==== Provided information
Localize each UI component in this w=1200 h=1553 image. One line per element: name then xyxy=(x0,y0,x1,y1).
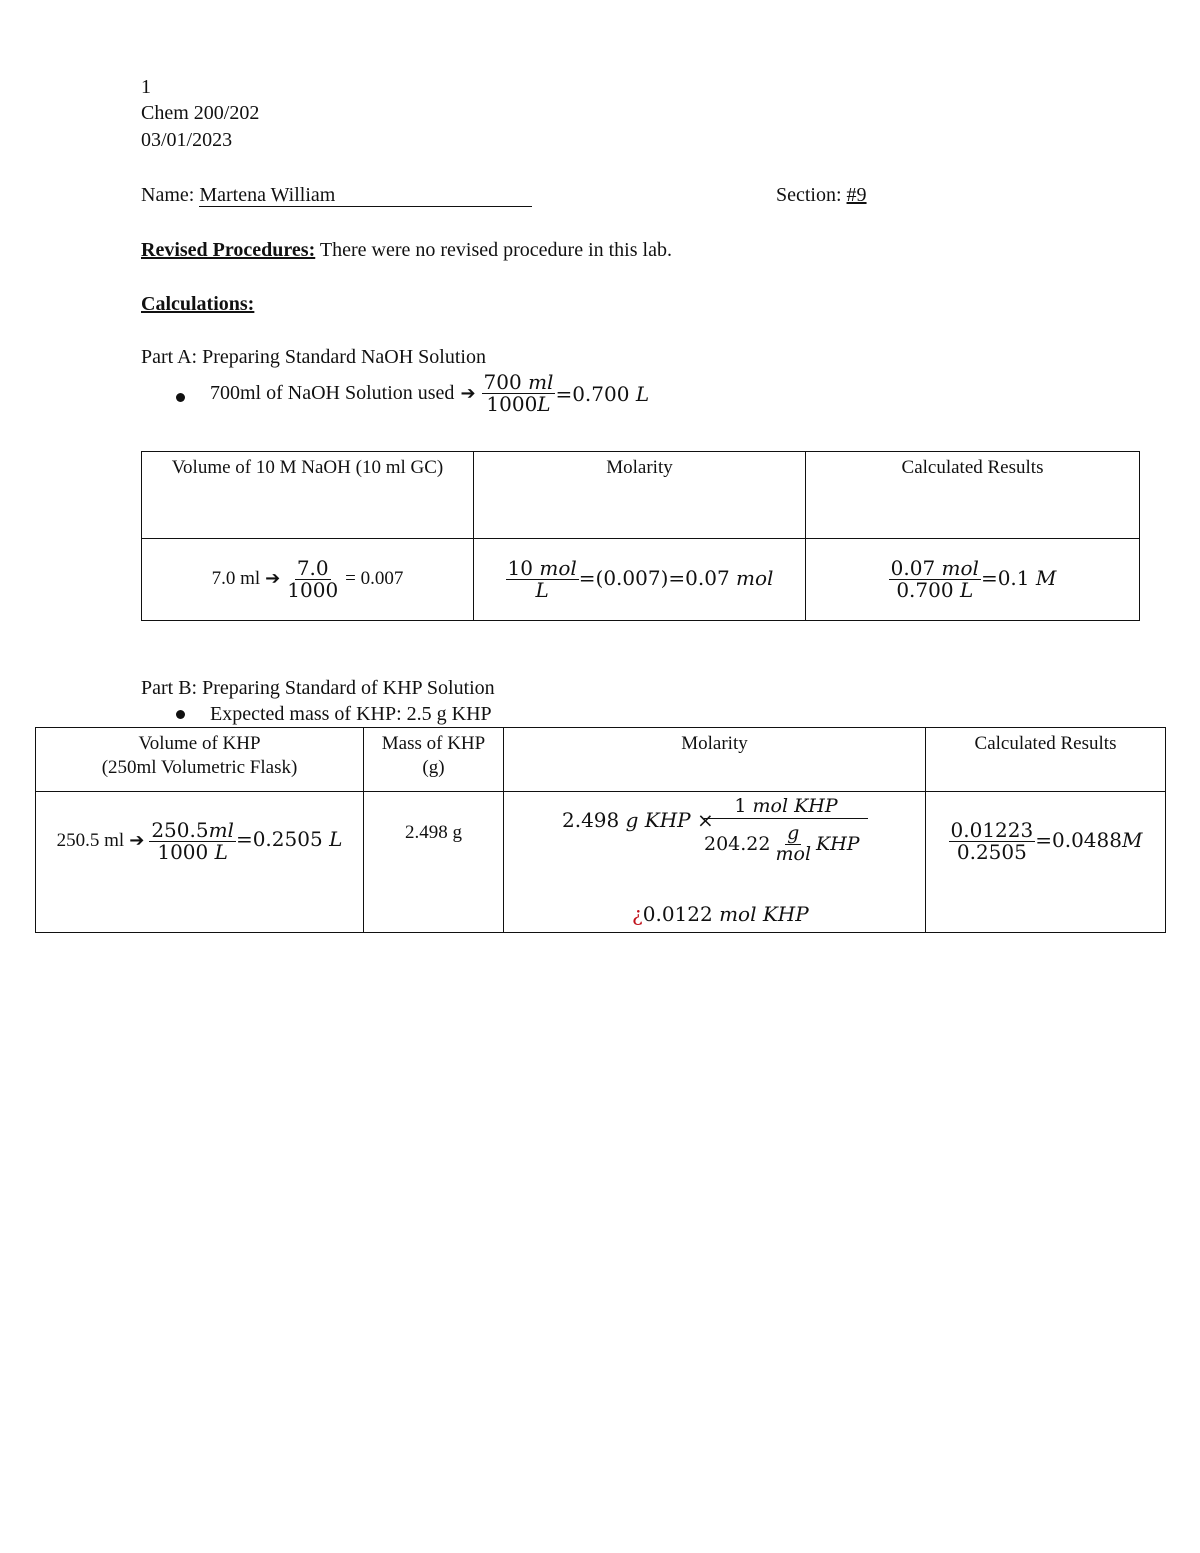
part-b-table xyxy=(35,727,1166,933)
right-arrow-icon: ➔ xyxy=(460,383,476,404)
name-field: Martena William xyxy=(199,184,532,207)
bullet-icon xyxy=(176,393,185,402)
part-a-table xyxy=(141,451,1140,621)
table-row xyxy=(36,792,1166,933)
result-cell: $\frac{\text{0.07 mol}}{0.700 L}$ =0.1 M xyxy=(806,539,1140,621)
part-a-result: =0.700 L xyxy=(555,381,650,406)
volume-fraction: $\frac{7.0}{1000}$ xyxy=(287,556,339,602)
part-a-title: Part A: Preparing Standard NaOH Solution xyxy=(141,346,486,368)
header-volume-khp: Volume of KHP (250ml Volumetric Flask) xyxy=(36,728,364,792)
header-molarity: Molarity xyxy=(474,452,806,539)
course-label: Chem 200/202 xyxy=(141,102,260,124)
part-a-bullet-text: 700ml of NaOH Solution used xyxy=(210,382,455,404)
part-a-fraction: $\frac{700 ml}{1000L}$ xyxy=(483,370,554,416)
volume-cell: 250.5 ml ➔ $\frac{250.5ml}{1000 L}$ =0.2505 L xyxy=(36,792,364,933)
page-number: 1 xyxy=(141,76,151,98)
mass-cell: 2.498 g xyxy=(364,792,504,933)
revised-text: There were no revised procedure in this lab. xyxy=(319,239,672,261)
volume-cell: 7.0 ml ➔ $\frac{7.0}{1000}$ = 0.007 xyxy=(142,539,474,621)
bullet-icon xyxy=(176,710,185,719)
molarity-cell: 2.498 g KHP × 1 mol KHP 204.22 $\frac{g}{\text{mol}}$ KHP ¿0.0122 mol KHP xyxy=(504,792,926,933)
molarity-cell: $\frac{\text{10 mol}}{L}$ =(0.007)=0.07 mol xyxy=(474,539,806,621)
table-header-row xyxy=(142,452,1140,539)
right-arrow-icon: ➔ xyxy=(265,568,281,590)
result-cell: $\frac{0.01223}{0.2505}$ =0.0488M xyxy=(926,792,1166,933)
header-results: Calculated Results xyxy=(806,452,1140,539)
table-row xyxy=(142,539,1140,621)
section-label: Section: xyxy=(776,184,842,206)
part-a-bullet xyxy=(210,372,649,415)
table-header-row xyxy=(36,728,1166,792)
name-label: Name: xyxy=(141,184,195,206)
revised-procedures xyxy=(141,237,672,263)
revised-heading: Revised Procedures: xyxy=(141,239,316,261)
volume-fraction: $\frac{250.5ml}{1000 L}$ xyxy=(151,818,234,864)
header-mass-khp: Mass of KHP (g) xyxy=(364,728,504,792)
date-label: 03/01/2023 xyxy=(141,129,233,151)
header-results: Calculated Results xyxy=(926,728,1166,792)
header-molarity: Molarity xyxy=(504,728,926,792)
section-row xyxy=(776,182,867,208)
name-row xyxy=(141,182,532,208)
section-value: #9 xyxy=(846,184,867,206)
calculations-heading: Calculations: xyxy=(141,293,255,315)
part-b-bullet: Expected mass of KHP: 2.5 g KHP xyxy=(210,703,492,725)
header-volume: Volume of 10 M NaOH (10 ml GC) xyxy=(142,452,474,539)
part-b-title: Part B: Preparing Standard of KHP Solution xyxy=(141,677,495,699)
right-arrow-icon: ➔ xyxy=(129,830,145,852)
========
Lay out the lines of the records from the line with "part-b-table xyxy=(35,727,1166,933)" up to and including the line with "course-label: Chem 200/202" as a Markdown table with the columns Row and Line. Number the rows in order and skip any blank lines.

§ **Task result**:
| Row | Line |
|---|---|
| 1 | part-b-table xyxy=(35,727,1166,933) |
| 2 | right-arrow-icon: ➔ xyxy=(460,383,476,404) |
| 3 | name-field: Martena William xyxy=(199,184,532,207) |
| 4 | bullet-icon xyxy=(176,393,185,402) |
| 5 | part-a-table xyxy=(141,451,1140,621) |
| 6 | table-row xyxy=(36,792,1166,933) |
| 7 | result-cell: $\frac{\text{0.07 mol}}{0.700 L}$ =0.1 M xyxy=(806,539,1140,621) |
| 8 | part-a-result: =0.700 L xyxy=(555,381,650,406) |
| 9 | volume-fraction: $\frac{7.0}{1000}$ xyxy=(287,556,339,602) |
| 10 | part-a-title: Part A: Preparing Standard NaOH Solution xyxy=(141,346,486,368) |
| 11 | header-volume-khp: Volume of KHP (250ml Volumetric Flask) xyxy=(36,728,364,792) |
| 12 | header-molarity: Molarity xyxy=(474,452,806,539) |
| 13 | course-label: Chem 200/202 xyxy=(141,102,260,124) |